Records to use:
(begin)
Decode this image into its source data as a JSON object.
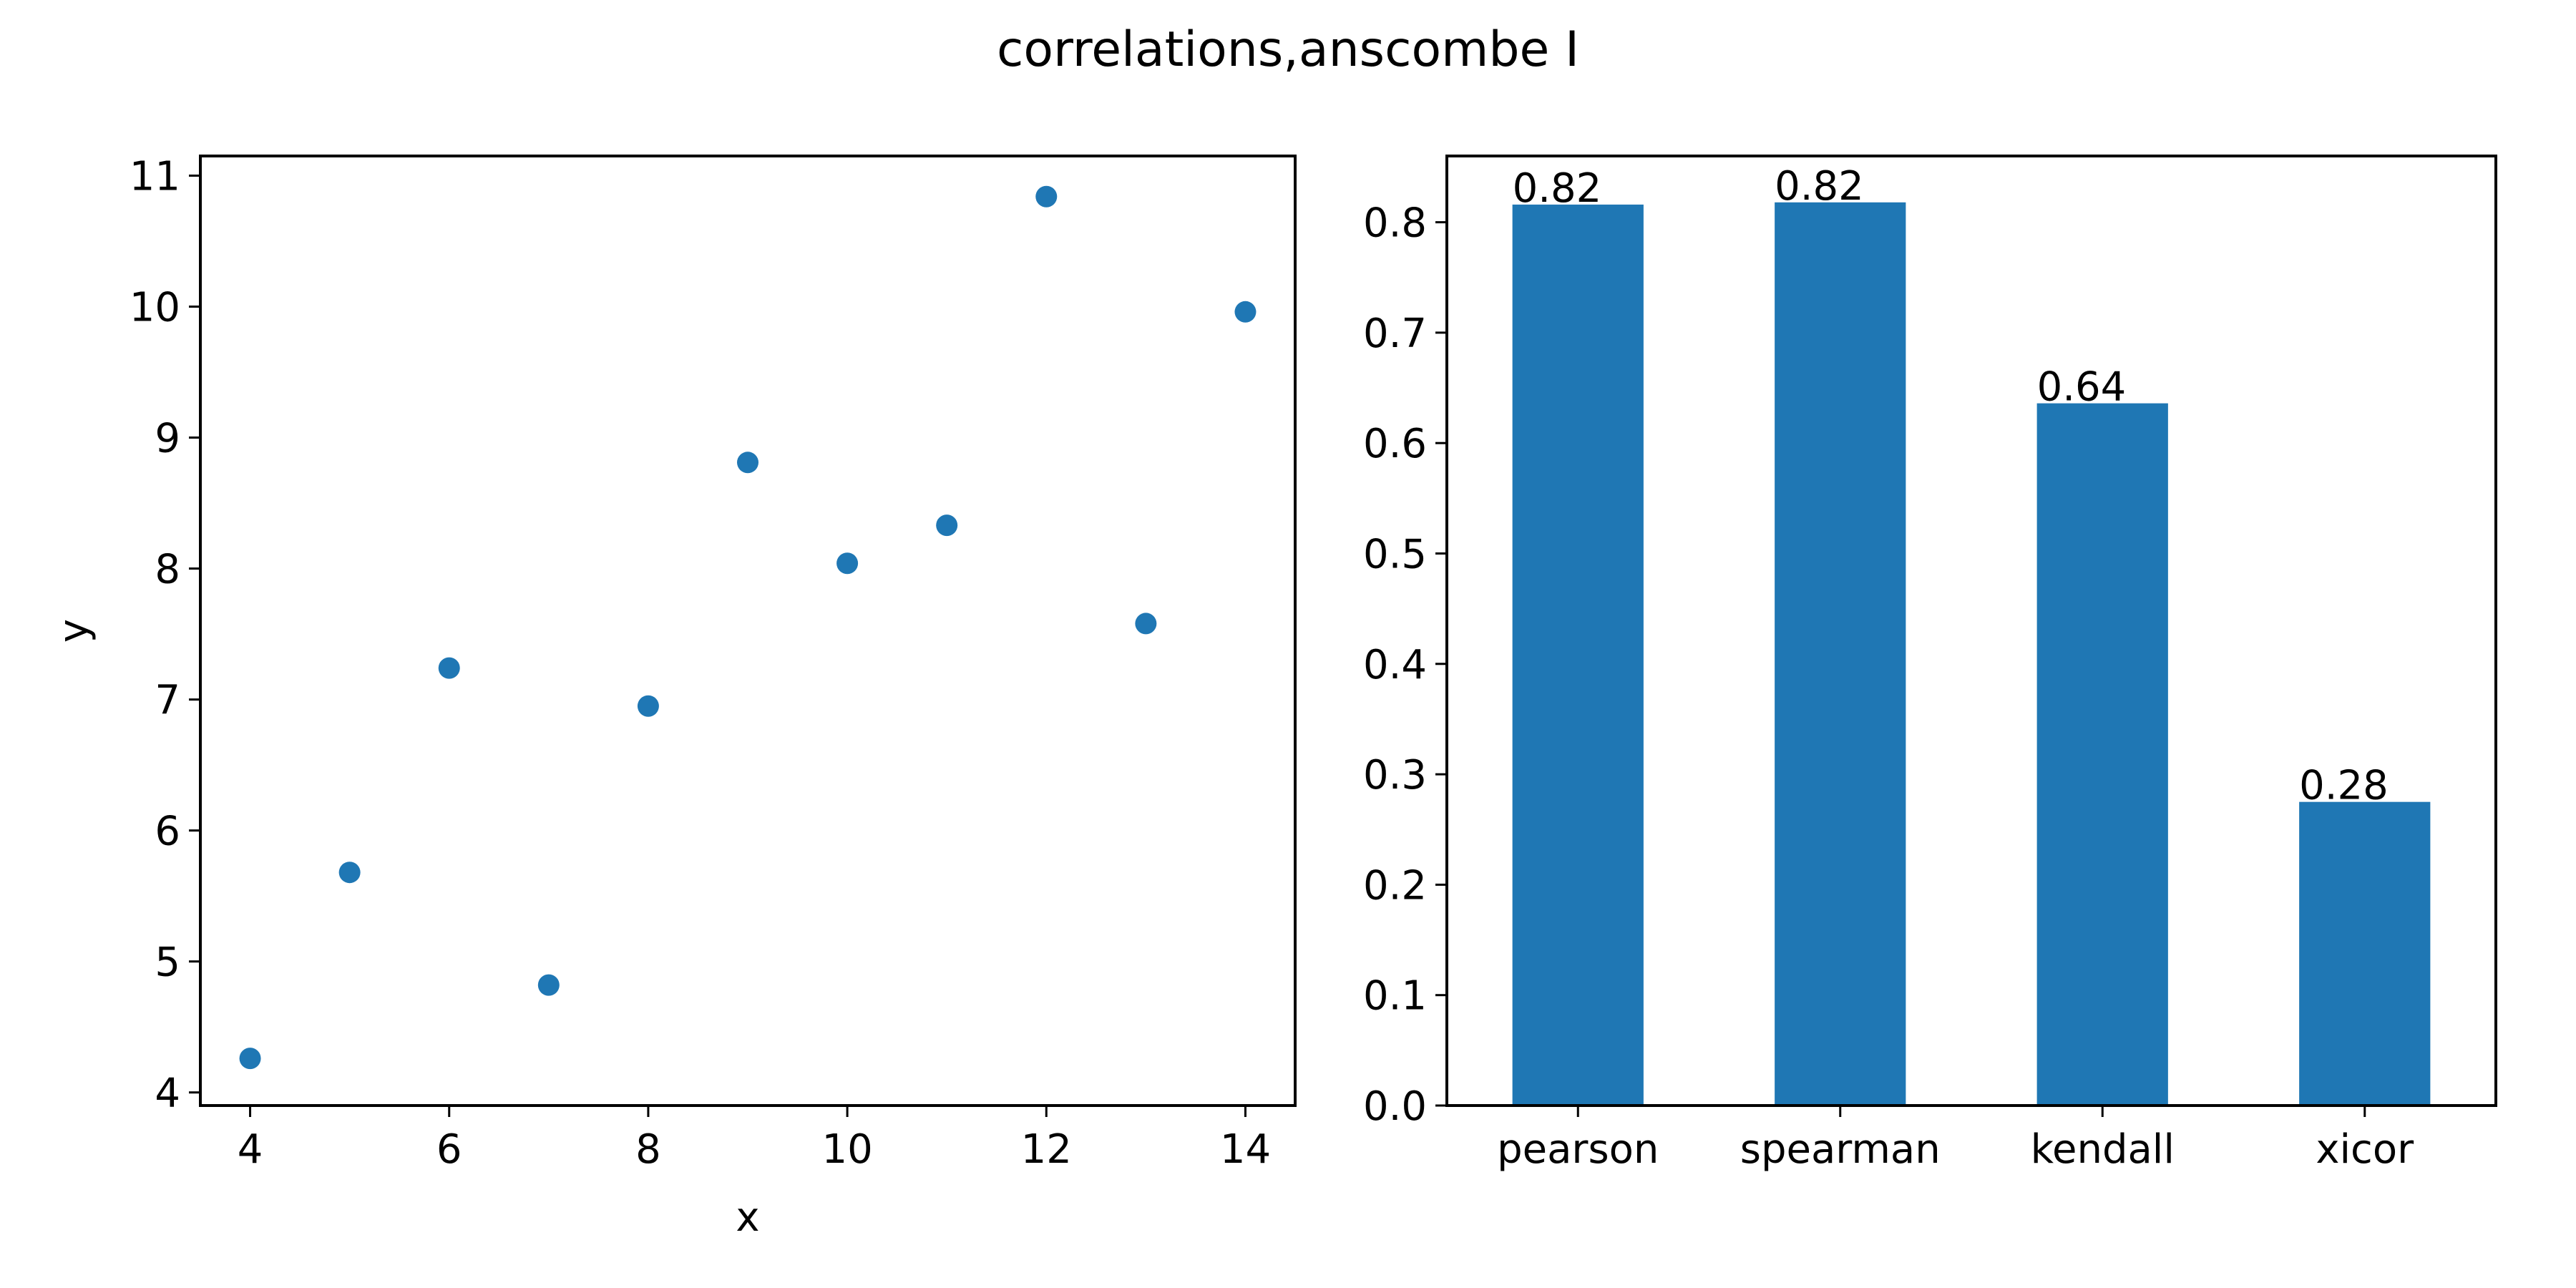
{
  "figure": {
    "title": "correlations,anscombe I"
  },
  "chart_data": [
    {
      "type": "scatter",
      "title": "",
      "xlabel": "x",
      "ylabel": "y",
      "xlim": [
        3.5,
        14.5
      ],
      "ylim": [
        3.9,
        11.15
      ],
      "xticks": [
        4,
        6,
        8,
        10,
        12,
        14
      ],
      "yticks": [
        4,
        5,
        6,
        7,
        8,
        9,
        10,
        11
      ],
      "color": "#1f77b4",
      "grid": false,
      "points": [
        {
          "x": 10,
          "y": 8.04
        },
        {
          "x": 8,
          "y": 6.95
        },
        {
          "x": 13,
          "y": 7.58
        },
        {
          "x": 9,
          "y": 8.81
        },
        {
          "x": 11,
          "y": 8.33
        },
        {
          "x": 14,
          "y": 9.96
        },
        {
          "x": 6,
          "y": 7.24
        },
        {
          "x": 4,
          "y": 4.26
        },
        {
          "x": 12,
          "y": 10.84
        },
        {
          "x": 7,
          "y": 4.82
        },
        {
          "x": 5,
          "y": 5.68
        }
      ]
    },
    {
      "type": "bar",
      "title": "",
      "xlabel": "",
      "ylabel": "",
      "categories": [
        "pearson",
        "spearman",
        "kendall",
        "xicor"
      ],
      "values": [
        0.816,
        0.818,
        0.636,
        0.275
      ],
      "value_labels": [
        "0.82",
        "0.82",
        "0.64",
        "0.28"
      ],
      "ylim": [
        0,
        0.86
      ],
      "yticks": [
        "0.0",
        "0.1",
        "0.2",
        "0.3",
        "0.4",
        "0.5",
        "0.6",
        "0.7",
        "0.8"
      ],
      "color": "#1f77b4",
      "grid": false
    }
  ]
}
(end)
Leave out the pictures and transcribe the entries above exactly.

Output for this exercise:
Decode this image into its source data as a JSON object.
{
  "figure": {
    "title": "correlations,anscombe I"
  },
  "chart_data": [
    {
      "type": "scatter",
      "title": "",
      "xlabel": "x",
      "ylabel": "y",
      "xlim": [
        3.5,
        14.5
      ],
      "ylim": [
        3.9,
        11.15
      ],
      "xticks": [
        4,
        6,
        8,
        10,
        12,
        14
      ],
      "yticks": [
        4,
        5,
        6,
        7,
        8,
        9,
        10,
        11
      ],
      "color": "#1f77b4",
      "grid": false,
      "points": [
        {
          "x": 10,
          "y": 8.04
        },
        {
          "x": 8,
          "y": 6.95
        },
        {
          "x": 13,
          "y": 7.58
        },
        {
          "x": 9,
          "y": 8.81
        },
        {
          "x": 11,
          "y": 8.33
        },
        {
          "x": 14,
          "y": 9.96
        },
        {
          "x": 6,
          "y": 7.24
        },
        {
          "x": 4,
          "y": 4.26
        },
        {
          "x": 12,
          "y": 10.84
        },
        {
          "x": 7,
          "y": 4.82
        },
        {
          "x": 5,
          "y": 5.68
        }
      ]
    },
    {
      "type": "bar",
      "title": "",
      "xlabel": "",
      "ylabel": "",
      "categories": [
        "pearson",
        "spearman",
        "kendall",
        "xicor"
      ],
      "values": [
        0.816,
        0.818,
        0.636,
        0.275
      ],
      "value_labels": [
        "0.82",
        "0.82",
        "0.64",
        "0.28"
      ],
      "ylim": [
        0,
        0.86
      ],
      "yticks": [
        "0.0",
        "0.1",
        "0.2",
        "0.3",
        "0.4",
        "0.5",
        "0.6",
        "0.7",
        "0.8"
      ],
      "color": "#1f77b4",
      "grid": false
    }
  ]
}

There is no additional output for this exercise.